» 文档节选:
:::

版权声明:如需转载,记得标识出处 https://blog.csdn.net/godleaf/article/details/83004714
题目链接:http://poj.org/problem?id=1006
思路:
中国剩余定理总结:
n1, n2, n3; n % n1 = p; n % n2 = e; n % n3 = i;求最小正整数 n;
a * n2*n3 % n1 = 1; 等价于 a * n2*n3 - 1 = k * n1 ---> a * n2*n3 - k*n1 = 1; 通过扩展欧几里得求出 a ,exgcd (n2*n3, n1, a, k);
b * n1*n3 % n2 = 1; 等价于 b * n1*n3 - 1 = k * n2 ---> b * n1*n3 - k*n2 = 1; 同上求出 b ,exgcd (n1*n3, n2, b, k);
c * n1*n2 % n3 = 1; 等价于 c * n1*n2 - 1 = k * n3 ---> c * n1*n2 - k*n3 = 1;求出 c ,exgcd (n1*n2, n3, c, k);
因为扩展的欧几里得求出的值有可能是负数,通过取模的方式得出最小正整数解;比如 a = (a%n3 + n3) % n3;(即求a用k的系数取模,同理求k的最小正整数解就用a的系数取模)
则有 n = (a*n2*n3*p + b*n1*n3*e + c*n1*n2*i) % lcm (n1, n2, n3) ;
还有要注意的是:当求得的ans小于等于起始天数 d 的时候要 + lcm (n1, n2, n3);
#include <iostream>
using namespace std;
void exgcd (int a, int b, int &x, int &y) {
if (!b) {
x = 1; y = 0;
} else {
exgcd (b, a % b, y, x); y -= x*(a/b);
}
}
const int Mod = 21252; // lcm (23, 28, 33) 事先求出
int main (void)
{
int a, b ,c , k, p, e, i, d, cas = 0;
exgcd (28*33, 23, a, k); a = (a%23+23)%23;
exgcd (23*33, 28, b, k); b = (b%28+28)%28;
exgcd (23*28, 33, c, k); c = (c%33+33)%33;
while (cin >> p >> e >> i >> d) {
if (p == -1 && e == -1 && i == -1 && d == -1) break;
int ans = (a*p*28*33 + b*e*23*33 + c*i*28*23) % Mod;
ans -= d;
ans = ans <= 0 ? ans+Mod : ans; // ans 小于等于天数 d 要+Mod
cout << "Case " << ++cas << ": the next triple peak occurs in " << ans << " days." << endl;
}
return 0;
}

:::

» 数据行:
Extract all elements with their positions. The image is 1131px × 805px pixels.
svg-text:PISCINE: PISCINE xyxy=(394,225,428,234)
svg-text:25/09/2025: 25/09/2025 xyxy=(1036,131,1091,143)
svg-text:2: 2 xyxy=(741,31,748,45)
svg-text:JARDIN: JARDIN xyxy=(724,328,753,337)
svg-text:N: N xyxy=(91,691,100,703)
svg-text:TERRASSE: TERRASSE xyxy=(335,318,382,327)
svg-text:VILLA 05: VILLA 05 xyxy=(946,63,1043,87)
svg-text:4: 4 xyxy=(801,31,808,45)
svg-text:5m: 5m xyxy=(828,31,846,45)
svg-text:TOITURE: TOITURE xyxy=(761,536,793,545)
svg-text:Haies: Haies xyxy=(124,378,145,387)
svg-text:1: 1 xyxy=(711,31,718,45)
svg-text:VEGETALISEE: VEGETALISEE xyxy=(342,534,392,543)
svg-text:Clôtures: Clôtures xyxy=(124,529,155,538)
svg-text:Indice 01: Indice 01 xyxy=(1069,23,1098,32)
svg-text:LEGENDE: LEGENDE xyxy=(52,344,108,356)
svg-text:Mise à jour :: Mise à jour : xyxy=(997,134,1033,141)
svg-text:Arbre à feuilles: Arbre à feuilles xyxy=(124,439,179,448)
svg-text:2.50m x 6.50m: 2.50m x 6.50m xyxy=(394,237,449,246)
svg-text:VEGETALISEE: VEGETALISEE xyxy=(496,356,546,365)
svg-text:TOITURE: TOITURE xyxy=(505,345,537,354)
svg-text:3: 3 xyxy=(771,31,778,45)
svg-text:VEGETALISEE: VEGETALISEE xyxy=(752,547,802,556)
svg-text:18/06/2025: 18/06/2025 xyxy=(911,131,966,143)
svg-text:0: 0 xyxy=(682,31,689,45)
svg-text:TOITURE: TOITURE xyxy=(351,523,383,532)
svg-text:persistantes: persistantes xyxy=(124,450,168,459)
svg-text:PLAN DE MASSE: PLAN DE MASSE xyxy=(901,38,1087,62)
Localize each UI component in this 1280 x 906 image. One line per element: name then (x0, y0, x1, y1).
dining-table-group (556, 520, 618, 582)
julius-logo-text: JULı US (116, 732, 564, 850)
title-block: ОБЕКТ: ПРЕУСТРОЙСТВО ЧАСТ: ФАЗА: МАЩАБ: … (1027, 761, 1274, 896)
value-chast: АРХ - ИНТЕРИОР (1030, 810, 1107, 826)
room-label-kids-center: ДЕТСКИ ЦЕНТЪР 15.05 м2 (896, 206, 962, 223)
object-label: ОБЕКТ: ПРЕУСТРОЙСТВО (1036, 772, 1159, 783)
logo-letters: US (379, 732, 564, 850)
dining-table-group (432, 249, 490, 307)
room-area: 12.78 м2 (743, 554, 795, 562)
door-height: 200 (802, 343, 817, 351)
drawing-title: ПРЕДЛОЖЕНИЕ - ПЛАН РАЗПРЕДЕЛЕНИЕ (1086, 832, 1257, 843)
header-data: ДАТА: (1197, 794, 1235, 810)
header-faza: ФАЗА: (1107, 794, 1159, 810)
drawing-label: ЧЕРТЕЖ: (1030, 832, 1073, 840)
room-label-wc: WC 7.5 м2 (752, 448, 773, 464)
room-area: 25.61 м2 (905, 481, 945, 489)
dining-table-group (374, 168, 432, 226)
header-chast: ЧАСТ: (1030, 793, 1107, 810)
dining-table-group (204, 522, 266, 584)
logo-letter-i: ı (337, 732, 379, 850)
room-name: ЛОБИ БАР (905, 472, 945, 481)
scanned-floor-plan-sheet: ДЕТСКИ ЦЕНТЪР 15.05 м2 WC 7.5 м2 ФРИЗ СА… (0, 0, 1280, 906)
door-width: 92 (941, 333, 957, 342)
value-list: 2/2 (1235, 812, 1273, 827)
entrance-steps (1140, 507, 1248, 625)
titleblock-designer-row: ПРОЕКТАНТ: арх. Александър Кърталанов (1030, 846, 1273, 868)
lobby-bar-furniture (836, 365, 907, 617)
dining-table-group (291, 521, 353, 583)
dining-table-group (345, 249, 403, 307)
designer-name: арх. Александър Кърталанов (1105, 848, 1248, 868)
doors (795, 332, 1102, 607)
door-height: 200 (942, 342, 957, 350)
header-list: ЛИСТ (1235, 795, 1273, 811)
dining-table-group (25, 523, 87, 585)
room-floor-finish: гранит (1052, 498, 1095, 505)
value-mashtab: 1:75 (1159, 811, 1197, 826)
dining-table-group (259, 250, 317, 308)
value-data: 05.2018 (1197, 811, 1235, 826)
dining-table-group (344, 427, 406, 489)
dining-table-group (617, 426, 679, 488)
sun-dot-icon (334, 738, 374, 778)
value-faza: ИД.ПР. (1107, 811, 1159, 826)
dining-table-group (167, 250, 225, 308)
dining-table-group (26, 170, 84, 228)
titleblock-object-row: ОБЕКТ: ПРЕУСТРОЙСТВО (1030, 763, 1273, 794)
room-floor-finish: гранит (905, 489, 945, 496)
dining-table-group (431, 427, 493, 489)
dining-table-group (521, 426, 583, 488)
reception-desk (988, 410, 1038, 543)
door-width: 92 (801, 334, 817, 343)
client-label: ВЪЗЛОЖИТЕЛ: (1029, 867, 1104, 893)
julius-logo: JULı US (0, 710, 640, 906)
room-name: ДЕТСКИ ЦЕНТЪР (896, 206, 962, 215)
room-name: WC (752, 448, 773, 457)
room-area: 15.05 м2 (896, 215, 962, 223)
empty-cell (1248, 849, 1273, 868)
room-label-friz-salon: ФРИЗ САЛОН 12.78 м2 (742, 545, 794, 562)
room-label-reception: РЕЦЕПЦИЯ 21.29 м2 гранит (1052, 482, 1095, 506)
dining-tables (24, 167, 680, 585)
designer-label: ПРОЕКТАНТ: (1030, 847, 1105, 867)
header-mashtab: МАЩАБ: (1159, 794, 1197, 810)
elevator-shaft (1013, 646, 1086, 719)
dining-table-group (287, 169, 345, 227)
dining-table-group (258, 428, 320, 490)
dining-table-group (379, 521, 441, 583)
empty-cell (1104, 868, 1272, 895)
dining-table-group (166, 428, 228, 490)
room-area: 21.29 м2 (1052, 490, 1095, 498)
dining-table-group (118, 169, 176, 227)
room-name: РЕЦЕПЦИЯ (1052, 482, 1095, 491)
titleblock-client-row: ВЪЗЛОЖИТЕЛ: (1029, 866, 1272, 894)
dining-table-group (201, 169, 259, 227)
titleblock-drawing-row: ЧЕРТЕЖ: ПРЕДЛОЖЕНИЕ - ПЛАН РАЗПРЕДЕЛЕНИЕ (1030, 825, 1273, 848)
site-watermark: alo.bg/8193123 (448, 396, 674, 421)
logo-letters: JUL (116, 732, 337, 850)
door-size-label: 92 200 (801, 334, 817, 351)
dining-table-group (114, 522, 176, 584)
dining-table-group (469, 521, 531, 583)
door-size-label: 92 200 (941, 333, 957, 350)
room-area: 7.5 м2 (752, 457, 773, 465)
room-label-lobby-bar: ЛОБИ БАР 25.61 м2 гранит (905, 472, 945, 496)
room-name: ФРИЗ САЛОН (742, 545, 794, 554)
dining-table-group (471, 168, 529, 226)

:::

» 练习说明:
a – 根据文档节选回答下列问题:
(i) 代码中常量 Mod 的值是多少?
(ii) 题目链接中的题号是多少?
(iii) 代码中 ans 小于等于 0 时如何处理?
b – 从文档节选中原样摘录从“则有 n = (a*n2*n3*p”到“int main (void)”的这一段。
c – 根据文档节选,说明用扩展欧几里得求出 a 之后为什么还要取模,用一到三句话回答。

» 参考答案:
a –
(i) 21252
(ii) 1006
(iii) 给 ans 加上 Mod。

b –
则有 n = (a*n2*n3*p + b*n1*n3*e + c*n1*n2*i) % lcm (n1, n2, n3) ;
还有要注意的是:当求得的ans小于等于起始天数 d 的时候要 + lcm (n1, n2, n3);
#include <iostream>
using namespace std;
void exgcd (int a, int b, int &x, int &y) {
if (!b) {
x = 1; y = 0;
} else {
exgcd (b, a % b, y, x); y -= x*(a/b);
}
}
const int Mod = 21252; // lcm (23, 28, 33) 事先求出
int main (void)

c – 扩展欧几里得求出的值有可能是负数。取模可以得到最小正整数解。